Collection entries

□ □ □

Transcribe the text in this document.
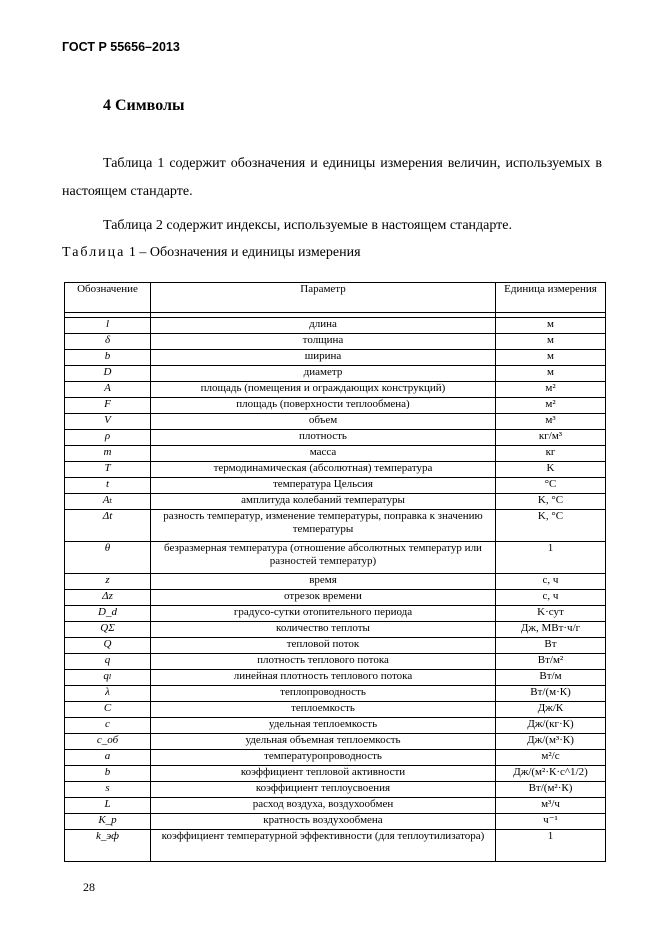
ГОСТ Р 55656–2013
4 Символы
Таблица 1 содержит обозначения и единицы измерения величин, используемых в настоящем стандарте.
Таблица 2 содержит индексы, используемые в настоящем стандарте.
Таблица 1 – Обозначения и единицы измерения
Обозначение	Параметр	Единица измерения

l	длина	м
δ	толщина	м
b	ширина	м
D	диаметр	м
A	площадь (помещения и ограждающих конструкций)	м²
F	площадь (поверхности теплообмена)	м²
V	объем	м³
ρ	плотность	кг/м³
m	масса	кг
T	термодинамическая (абсолютная) температура	K
t	температура Цельсия	°C
Aₜ	амплитуда колебаний температуры	K, °C
Δt	разность температур, изменение температуры, поправка к значению температуры	K, °C
θ	безразмерная температура (отношение абсолютных температур или разностей температур)	1
z	время	с, ч
Δz	отрезок времени	с, ч
D_d	градусо-сутки отопительного периода	K·сут
QΣ	количество теплоты	Дж, МВт·ч/г
Q	тепловой поток	Вт
q	плотность теплового потока	Вт/м²
qₗ	линейная плотность теплового потока	Вт/м
λ	теплопроводность	Вт/(м·К)
C	теплоемкость	Дж/К
c	удельная теплоемкость	Дж/(кг·К)
c_об	удельная объемная теплоемкость	Дж/(м³·К)
a	температуропроводность	м²/с
b	коэффициент тепловой активности	Дж/(м²·К·с^1/2)
s	коэффициент теплоусвоения	Вт/(м²·К)
L	расход воздуха, воздухообмен	м³/ч
K_p	кратность воздухообмена	ч⁻¹
k_эф	коэффициент температурной эффективности (для теплоутилизатора)	1
28
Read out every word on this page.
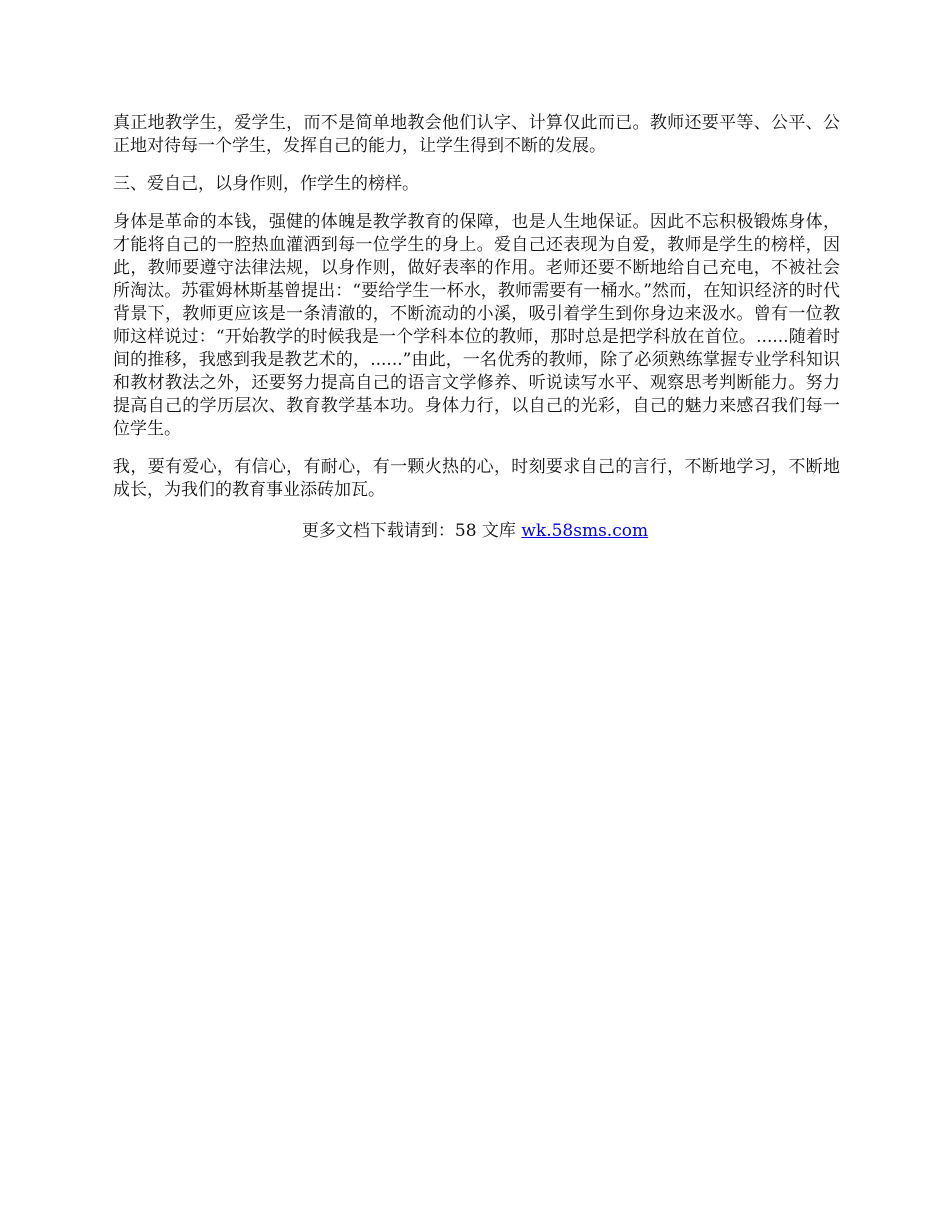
真正地教学生，爱学生，而不是简单地教会他们认字、计算仅此而已。教师还要平等、公平、公正地对待每一个学生，发挥自己的能力，让学生得到不断的发展。

三、爱自己，以身作则，作学生的榜样。

身体是革命的本钱，强健的体魄是教学教育的保障，也是人生地保证。因此不忘积极锻炼身体，才能将自己的一腔热血灌洒到每一位学生的身上。爱自己还表现为自爱，教师是学生的榜样，因此，教师要遵守法律法规，以身作则，做好表率的作用。老师还要不断地给自己充电，不被社会所淘汰。苏霍姆林斯基曾提出：“要给学生一杯水，教师需要有一桶水。”然而，在知识经济的时代背景下，教师更应该是一条清澈的，不断流动的小溪，吸引着学生到你身边来汲水。曾有一位教师这样说过：“开始教学的时候我是一个学科本位的教师，那时总是把学科放在首位。......随着时间的推移，我感到我是教艺术的，......”由此，一名优秀的教师，除了必须熟练掌握专业学科知识和教材教法之外，还要努力提高自己的语言文学修养、听说读写水平、观察思考判断能力。努力提高自己的学历层次、教育教学基本功。身体力行，以自己的光彩，自己的魅力来感召我们每一位学生。

我，要有爱心，有信心，有耐心，有一颗火热的心，时刻要求自己的言行，不断地学习，不断地成长，为我们的教育事业添砖加瓦。

更多文档下载请到：58 文库 wk.58sms.com
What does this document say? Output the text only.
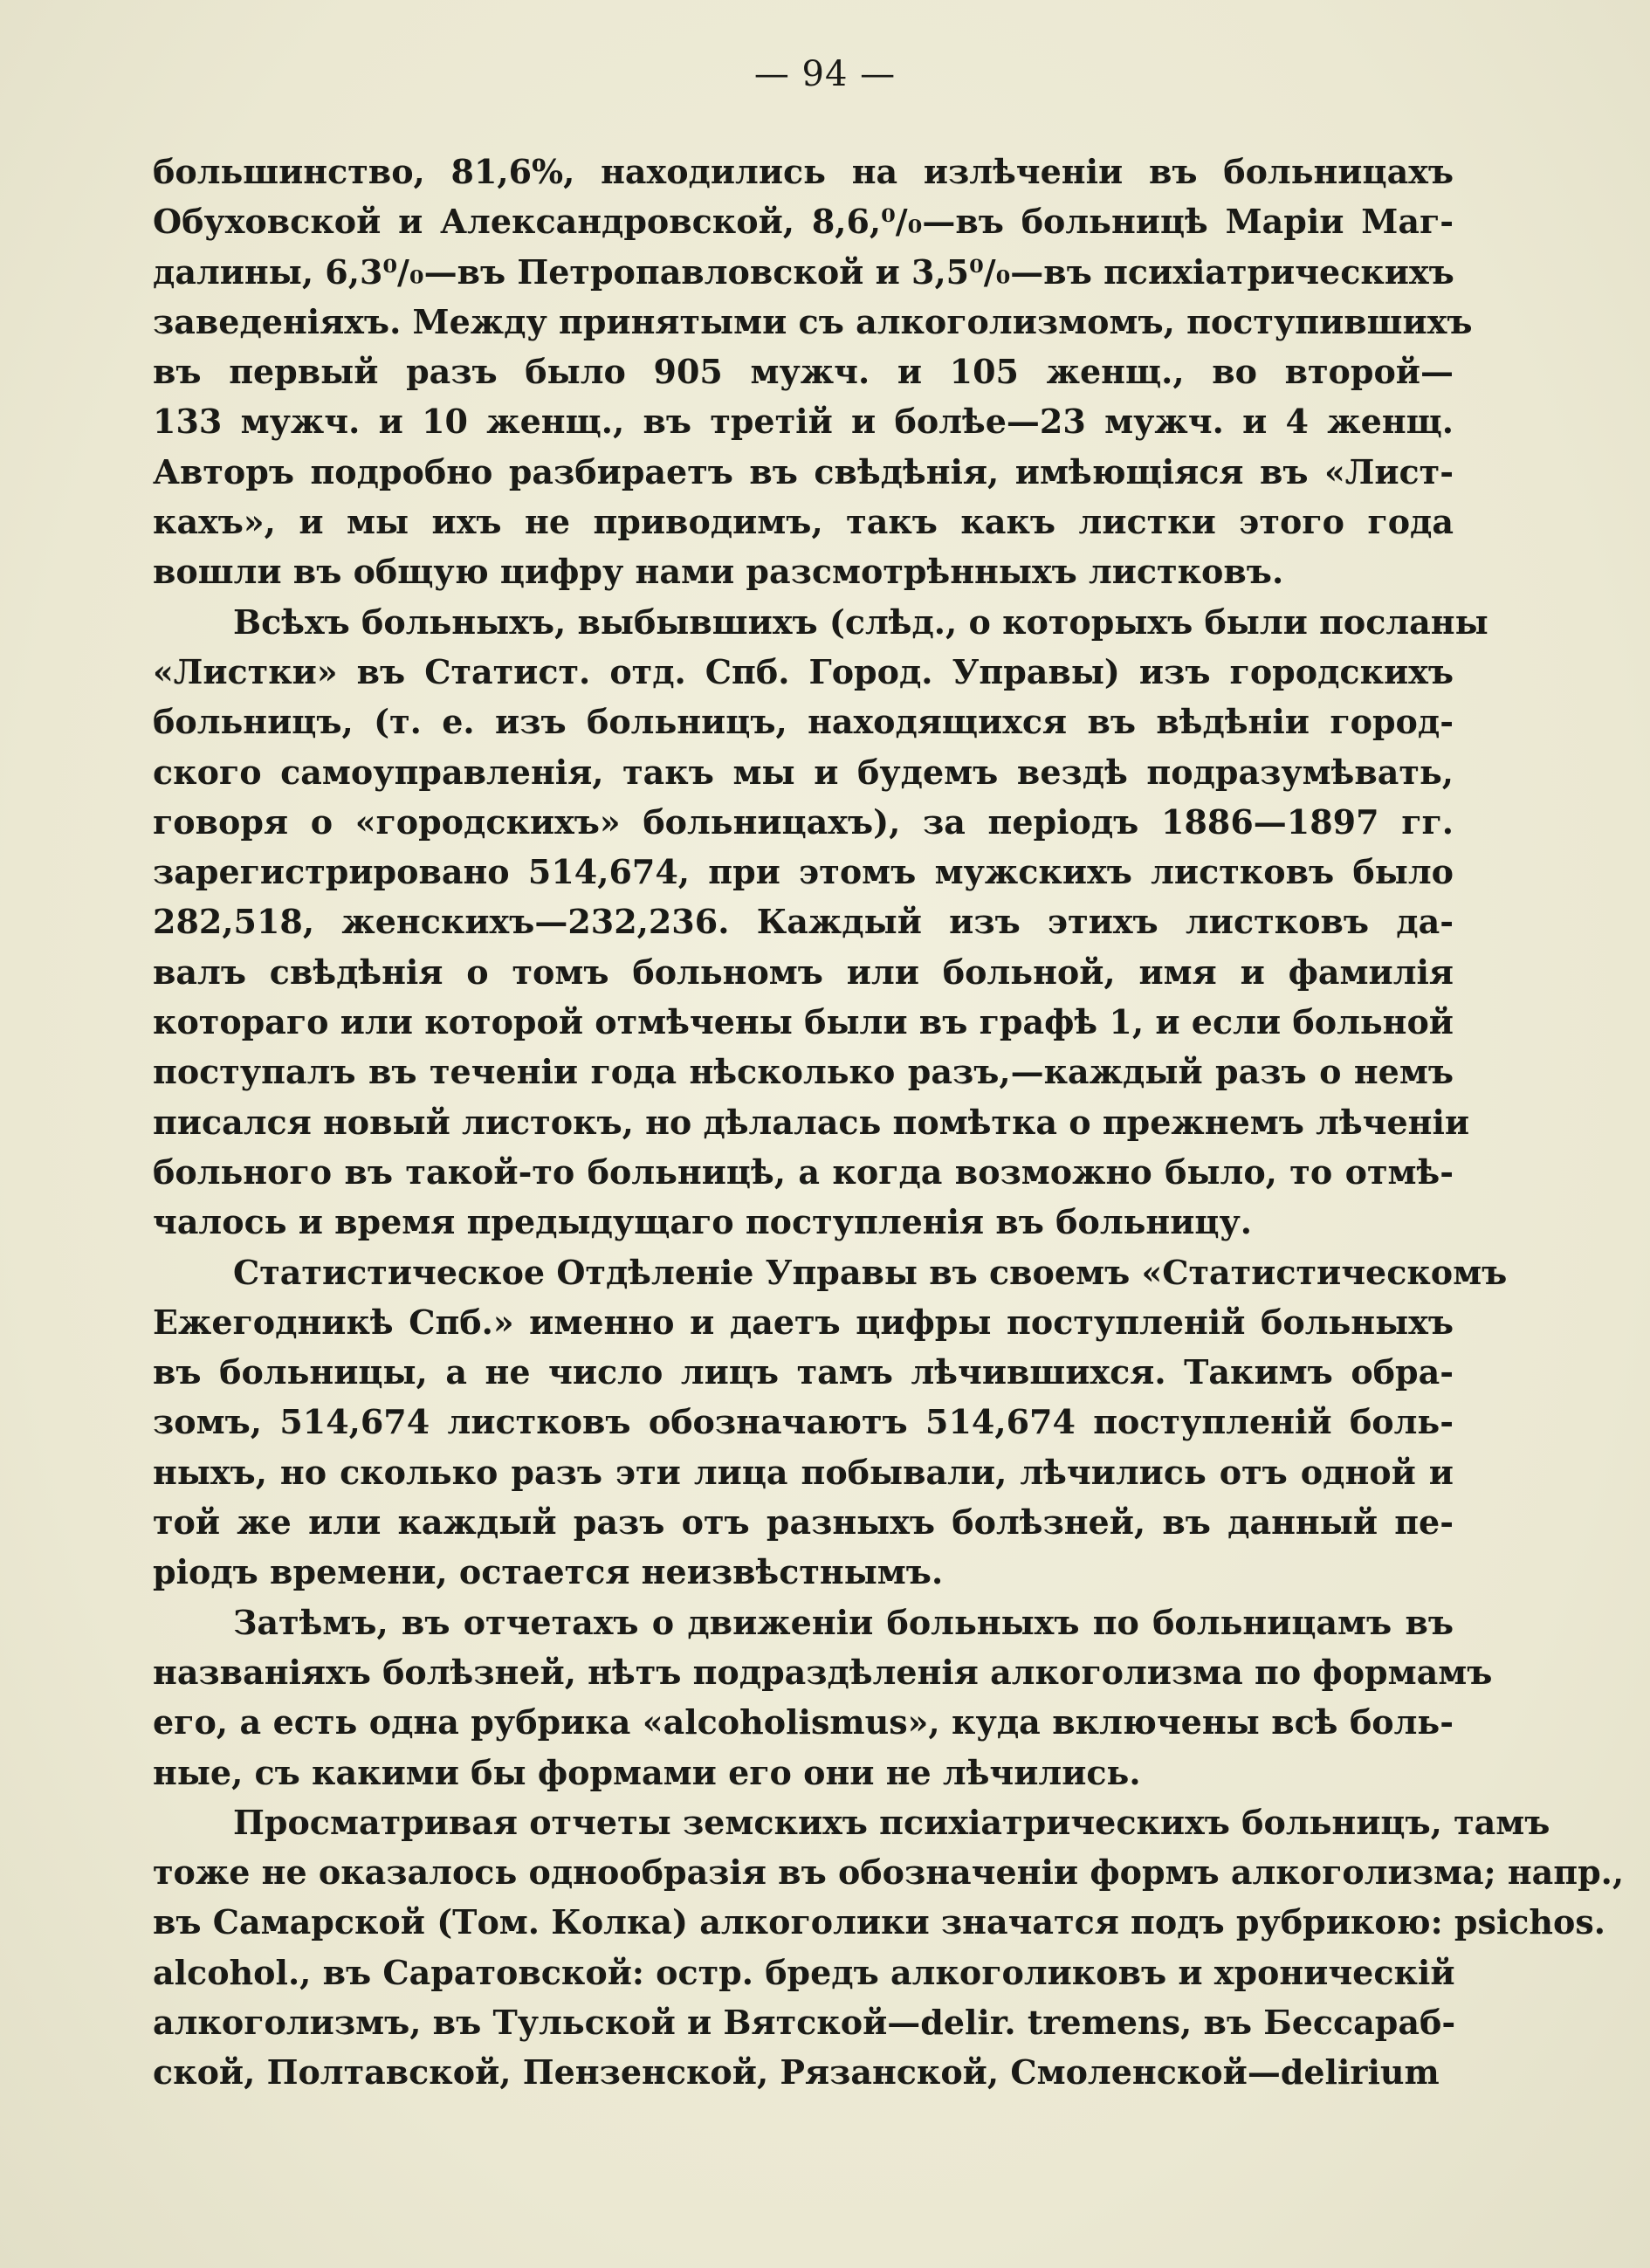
— 94 —
большинство, 81,6%, находились на излѣченіи въ больницахъ
Обуховской и Александровской, 8,6,⁰/₀—въ больницѣ Маріи Маг-
далины, 6,3⁰/₀—въ Петропавловской и 3,5⁰/₀—въ психіатрическихъ
заведеніяхъ. Между принятыми съ алкоголизмомъ, поступившихъ
въ первый разъ было 905 мужч. и 105 женщ., во второй—
133 мужч. и 10 женщ., въ третій и болѣе—23 мужч. и 4 женщ.
Авторъ подробно разбираетъ въ свѣдѣнія, имѣющіяся въ «Лист-
кахъ», и мы ихъ не приводимъ, такъ какъ листки этого года
вошли въ общую цифру нами разсмотрѣнныхъ листковъ.
Всѣхъ больныхъ, выбывшихъ (слѣд., о которыхъ были посланы
«Листки» въ Статист. отд. Спб. Город. Управы) изъ городскихъ
больницъ, (т. е. изъ больницъ, находящихся въ вѣдѣніи город-
ского самоуправленія, такъ мы и будемъ вездѣ подразумѣвать,
говоря о «городскихъ» больницахъ), за періодъ 1886—1897 гг.
зарегистрировано 514,674, при этомъ мужскихъ листковъ было
282,518, женскихъ—232,236. Каждый изъ этихъ листковъ да-
валъ свѣдѣнія о томъ больномъ или больной, имя и фамилія
котораго или которой отмѣчены были въ графѣ 1, и если больной
поступалъ въ теченіи года нѣсколько разъ,—каждый разъ о немъ
писался новый листокъ, но дѣлалась помѣтка о прежнемъ лѣченіи
больного въ такой-то больницѣ, а когда возможно было, то отмѣ-
чалось и время предыдущаго поступленія въ больницу.
Статистическое Отдѣленіе Управы въ своемъ «Статистическомъ
Ежегодникѣ Спб.» именно и даетъ цифры поступленій больныхъ
въ больницы, а не число лицъ тамъ лѣчившихся. Такимъ обра-
зомъ, 514,674 листковъ обозначаютъ 514,674 поступленій боль-
ныхъ, но сколько разъ эти лица побывали, лѣчились отъ одной и
той же или каждый разъ отъ разныхъ болѣзней, въ данный пе-
ріодъ времени, остается неизвѣстнымъ.
Затѣмъ, въ отчетахъ о движеніи больныхъ по больницамъ въ
названіяхъ болѣзней, нѣтъ подраздѣленія алкоголизма по формамъ
его, а есть одна рубрика «alcoholismus», куда включены всѣ боль-
ные, съ какими бы формами его они не лѣчились.
Просматривая отчеты земскихъ психіатрическихъ больницъ, тамъ
тоже не оказалось однообразія въ обозначеніи формъ алкоголизма; напр.,
въ Самарской (Том. Колка) алкоголики значатся подъ рубрикою: psichos.
alcohol., въ Саратовской: остр. бредъ алкоголиковъ и хроническій
алкоголизмъ, въ Тульской и Вятской—delir. tremens, въ Бессараб-
ской, Полтавской, Пензенской, Рязанской, Смоленской—delirium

□ □ □

• **OBJECTIVE**
Report how many lines of the preceding records include "время". Output the number only.

• **SOLUTION TO THIS PROBLEM**
2